(Stored records)
***

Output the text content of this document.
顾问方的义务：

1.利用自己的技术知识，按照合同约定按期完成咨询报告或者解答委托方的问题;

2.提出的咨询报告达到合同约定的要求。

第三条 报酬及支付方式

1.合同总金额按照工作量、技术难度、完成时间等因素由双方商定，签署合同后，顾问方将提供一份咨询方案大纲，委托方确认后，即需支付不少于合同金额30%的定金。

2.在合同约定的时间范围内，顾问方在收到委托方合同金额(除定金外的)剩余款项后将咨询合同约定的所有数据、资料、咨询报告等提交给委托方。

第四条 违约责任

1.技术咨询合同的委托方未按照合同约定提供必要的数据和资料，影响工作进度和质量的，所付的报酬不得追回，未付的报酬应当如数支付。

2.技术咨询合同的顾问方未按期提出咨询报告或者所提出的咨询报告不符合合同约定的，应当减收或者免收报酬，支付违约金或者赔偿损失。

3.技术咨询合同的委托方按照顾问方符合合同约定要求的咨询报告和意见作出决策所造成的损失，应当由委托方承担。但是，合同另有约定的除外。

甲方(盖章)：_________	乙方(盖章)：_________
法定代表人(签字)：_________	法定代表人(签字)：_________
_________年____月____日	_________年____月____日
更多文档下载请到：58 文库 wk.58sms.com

***

**Work instructions:**
Copy out the whole listing exactly.

**Problem solution:**
Output the text content of this document.
顾问方的义务：

1.利用自己的技术知识，按照合同约定按期完成咨询报告或者解答委托方的问题;

2.提出的咨询报告达到合同约定的要求。

第三条 报酬及支付方式

1.合同总金额按照工作量、技术难度、完成时间等因素由双方商定，签署合同后，顾问方将提供一份咨询方案大纲，委托方确认后，即需支付不少于合同金额30%的定金。

2.在合同约定的时间范围内，顾问方在收到委托方合同金额(除定金外的)剩余款项后将咨询合同约定的所有数据、资料、咨询报告等提交给委托方。

第四条 违约责任

1.技术咨询合同的委托方未按照合同约定提供必要的数据和资料，影响工作进度和质量的，所付的报酬不得追回，未付的报酬应当如数支付。

2.技术咨询合同的顾问方未按期提出咨询报告或者所提出的咨询报告不符合合同约定的，应当减收或者免收报酬，支付违约金或者赔偿损失。

3.技术咨询合同的委托方按照顾问方符合合同约定要求的咨询报告和意见作出决策所造成的损失，应当由委托方承担。但是，合同另有约定的除外。

甲方(盖章)：_________	乙方(盖章)：_________
法定代表人(签字)：_________	法定代表人(签字)：_________
_________年____月____日	_________年____月____日
更多文档下载请到：58 文库 wk.58sms.com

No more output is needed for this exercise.